-- Begin Data extract --

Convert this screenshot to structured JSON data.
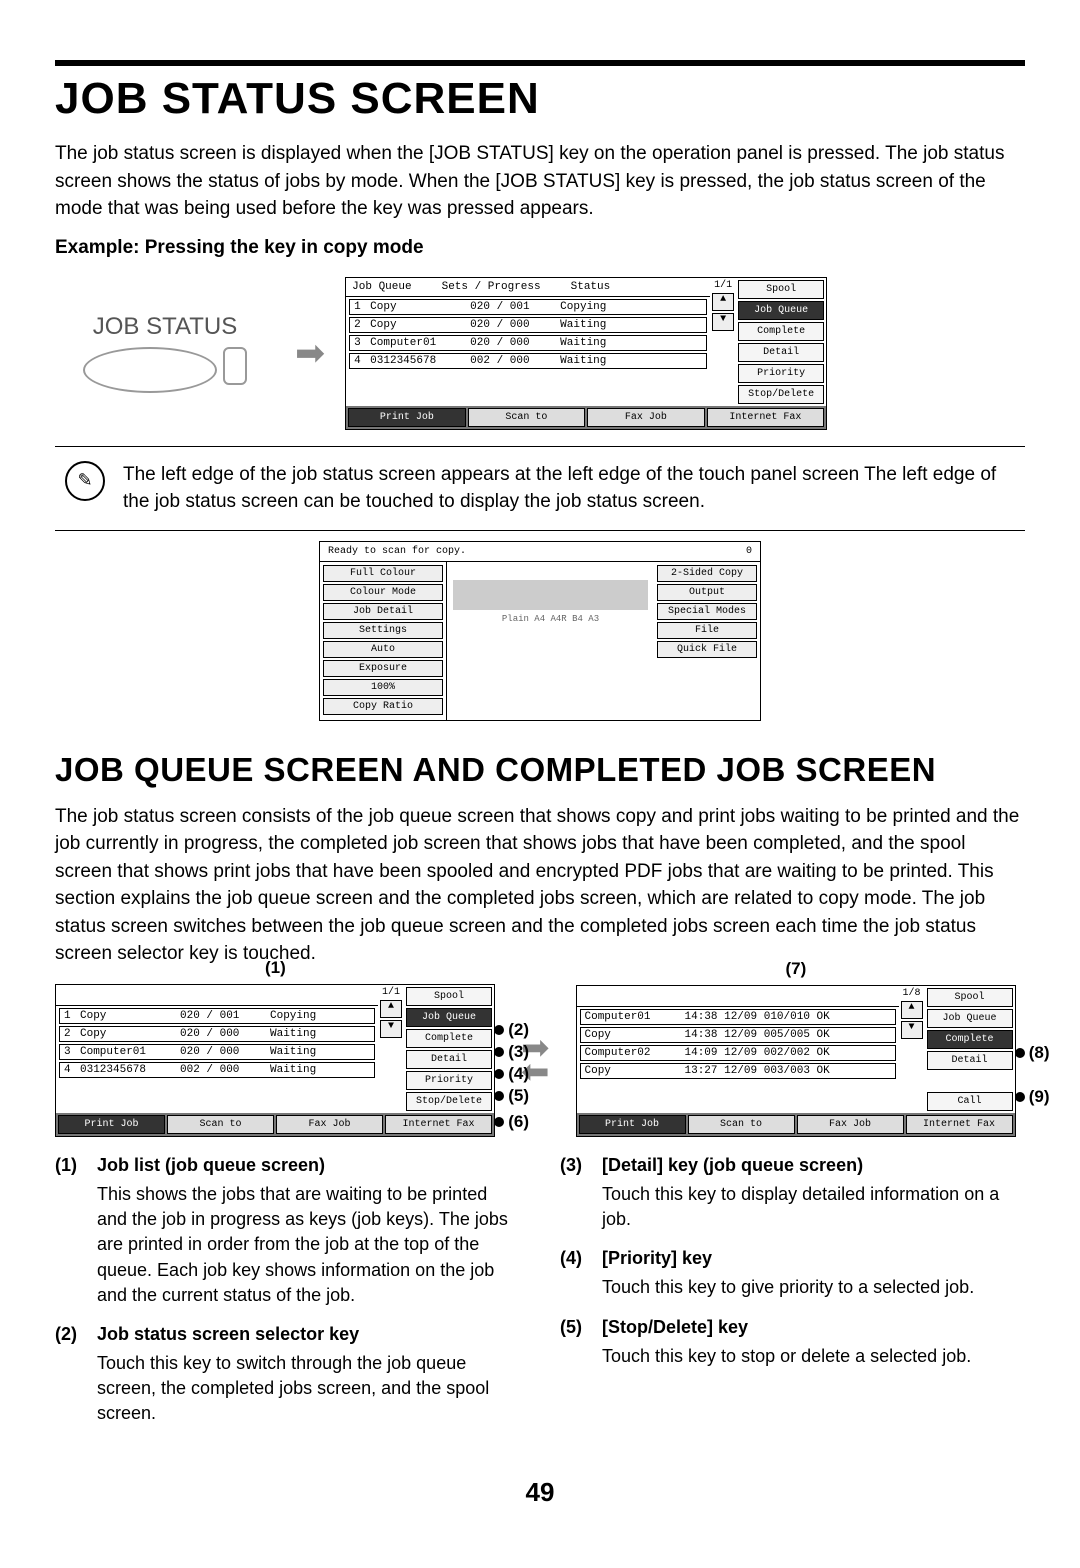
{
  "title": "JOB STATUS SCREEN",
  "intro": "The job status screen is displayed when the [JOB STATUS] key on the operation panel is pressed. The job status screen shows the status of jobs by mode. When the [JOB STATUS] key is pressed, the job status screen of the mode that was being used before the key was pressed appears.",
  "exampleLabel": "Example: Pressing the key in copy mode",
  "jobStatusBtn": "JOB STATUS",
  "mainPanel": {
    "headers": {
      "queue": "Job Queue",
      "sets": "Sets / Progress",
      "status": "Status"
    },
    "rows": [
      {
        "n": "1",
        "name": "Copy",
        "sets": "020 / 001",
        "status": "Copying",
        "page": "1/1"
      },
      {
        "n": "2",
        "name": "Copy",
        "sets": "020 / 000",
        "status": "Waiting"
      },
      {
        "n": "3",
        "name": "Computer01",
        "sets": "020 / 000",
        "status": "Waiting"
      },
      {
        "n": "4",
        "name": "0312345678",
        "sets": "002 / 000",
        "status": "Waiting"
      }
    ],
    "btns": {
      "spool": "Spool",
      "jobq": "Job Queue",
      "complete": "Complete",
      "detail": "Detail",
      "priority": "Priority",
      "stop": "Stop/Delete"
    },
    "tabs": {
      "print": "Print Job",
      "scan": "Scan to",
      "fax": "Fax Job",
      "ifax": "Internet Fax"
    }
  },
  "noteText": "The left edge of the job status screen appears at the left edge of the touch panel screen The left edge of the job status screen can be touched to display the job status screen.",
  "copyPanel": {
    "ready": "Ready to scan for copy.",
    "count": "0",
    "l": [
      "Full Colour",
      "Colour Mode",
      "Job Detail",
      "Settings",
      "Auto",
      "Exposure",
      "100%",
      "Copy Ratio"
    ],
    "m": "Plain\nA4\nA4R\nB4\nA3",
    "r": [
      "2-Sided Copy",
      "Output",
      "Special Modes",
      "File",
      "Quick File"
    ]
  },
  "title2": "JOB QUEUE SCREEN AND COMPLETED JOB SCREEN",
  "intro2": "The job status screen consists of the job queue screen that shows copy and print jobs waiting to be printed and the job currently in progress, the completed job screen that shows jobs that have been completed, and the spool screen that shows print jobs that have been spooled and encrypted PDF jobs that are waiting to be printed. This section explains the job queue screen and the completed jobs screen, which are related to copy mode. The job status screen switches between the job queue screen and the completed jobs screen each time the job status screen selector key is touched.",
  "leftScreen": {
    "label1": "(1)",
    "rows": [
      {
        "n": "1",
        "name": "Copy",
        "sets": "020 / 001",
        "status": "Copying",
        "page": "1/1"
      },
      {
        "n": "2",
        "name": "Copy",
        "sets": "020 / 000",
        "status": "Waiting"
      },
      {
        "n": "3",
        "name": "Computer01",
        "sets": "020 / 000",
        "status": "Waiting"
      },
      {
        "n": "4",
        "name": "0312345678",
        "sets": "002 / 000",
        "status": "Waiting"
      }
    ],
    "btns": {
      "spool": "Spool",
      "jobq": "Job Queue",
      "complete": "Complete",
      "detail": "Detail",
      "priority": "Priority",
      "stop": "Stop/Delete"
    }
  },
  "rightScreen": {
    "label7": "(7)",
    "rows": [
      {
        "name": "Computer01",
        "sets": "14:38 12/09 010/010 OK",
        "page": "1/8"
      },
      {
        "name": "Copy",
        "sets": "14:38 12/09 005/005 OK"
      },
      {
        "name": "Computer02",
        "sets": "14:09 12/09 002/002 OK"
      },
      {
        "name": "Copy",
        "sets": "13:27 12/09 003/003 OK"
      }
    ],
    "btns": {
      "spool": "Spool",
      "jobq": "Job Queue",
      "complete": "Complete",
      "detail": "Detail",
      "call": "Call"
    }
  },
  "callouts": {
    "c2": "(2)",
    "c3": "(3)",
    "c4": "(4)",
    "c5": "(5)",
    "c6": "(6)",
    "c8": "(8)",
    "c9": "(9)"
  },
  "desc": {
    "1": {
      "h": "Job list (job queue screen)",
      "t": "This shows the jobs that are waiting to be printed and the job in progress as keys (job keys). The jobs are printed in order from the job at the top of the queue. Each job key shows information on the job and the current status of the job."
    },
    "2": {
      "h": "Job status screen selector key",
      "t": "Touch this key to switch through the job queue screen, the completed jobs screen, and the spool screen."
    },
    "3": {
      "h": "[Detail] key (job queue screen)",
      "t": "Touch this key to display detailed information on a job."
    },
    "4": {
      "h": "[Priority] key",
      "t": "Touch this key to give priority to a selected job."
    },
    "5": {
      "h": "[Stop/Delete] key",
      "t": "Touch this key to stop or delete a selected job."
    }
  },
  "pageNum": "49"
}
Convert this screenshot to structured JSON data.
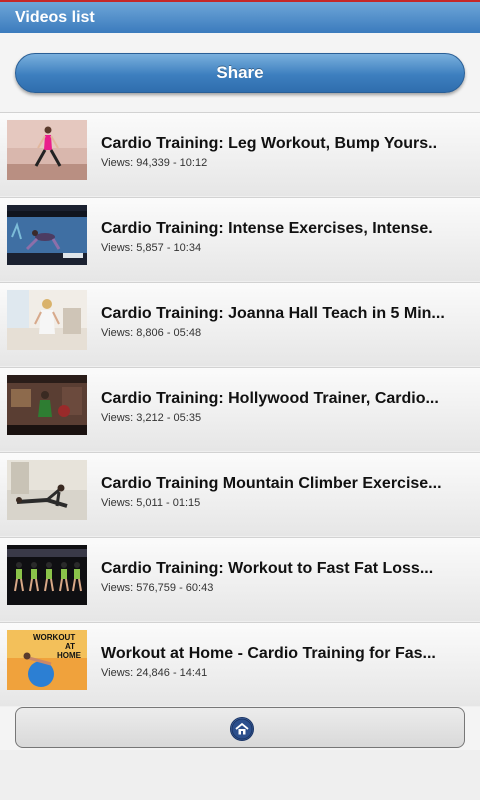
{
  "header": {
    "title": "Videos list"
  },
  "actions": {
    "share_label": "Share"
  },
  "videos": [
    {
      "title": "Cardio Training: Leg Workout, Bump Yours..",
      "meta": "Views: 94,339 - 10:12"
    },
    {
      "title": "Cardio Training: Intense Exercises, Intense.",
      "meta": "Views: 5,857 - 10:34"
    },
    {
      "title": "Cardio Training: Joanna Hall Teach in 5 Min...",
      "meta": "Views: 8,806 - 05:48"
    },
    {
      "title": "Cardio Training: Hollywood Trainer, Cardio...",
      "meta": "Views: 3,212 - 05:35"
    },
    {
      "title": "Cardio Training Mountain Climber Exercise...",
      "meta": "Views: 5,011 - 01:15"
    },
    {
      "title": "Cardio Training: Workout to Fast Fat Loss...",
      "meta": "Views: 576,759 - 60:43"
    },
    {
      "title": "Workout at Home - Cardio Training for Fas...",
      "meta": "Views: 24,846 - 14:41"
    }
  ],
  "thumbnail_text": {
    "workout": "WORKOUT",
    "at": "AT",
    "home": "HOME"
  },
  "icons": {
    "home": "home-icon"
  },
  "colors": {
    "titlebar": "#3b7bbd",
    "share_button": "#3d7fbf",
    "accent_red": "#c62828"
  }
}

-- End Data extract --

The problem
Pick each line holding the word "shows" out of the listing.

Exercise answer
  "intro": "The job status screen is displayed when the [JOB STATUS] key on the operation panel is pressed. The job status screen shows the status of jobs by mode. When the [JOB STATUS] key is pressed, the job status screen of the mode that was being used before the key was pressed appears.",
  "intro2": "The job status screen consists of the job queue screen that shows copy and print jobs waiting to be printed and the job currently in progress, the completed job screen that shows jobs that have been completed, and the spool screen that shows print jobs that have been spooled and encrypted PDF jobs that are waiting to be printed. This section explains the job queue screen and the completed jobs screen, which are related to copy mode. The job status screen switches between the job queue screen and the completed jobs screen each time the job status screen selector key is touched.",
      "t": "This shows the jobs that are waiting to be printed and the job in progress as keys (job keys). The jobs are printed in order from the job at the top of the queue. Each job key shows information on the job and the current status of the job."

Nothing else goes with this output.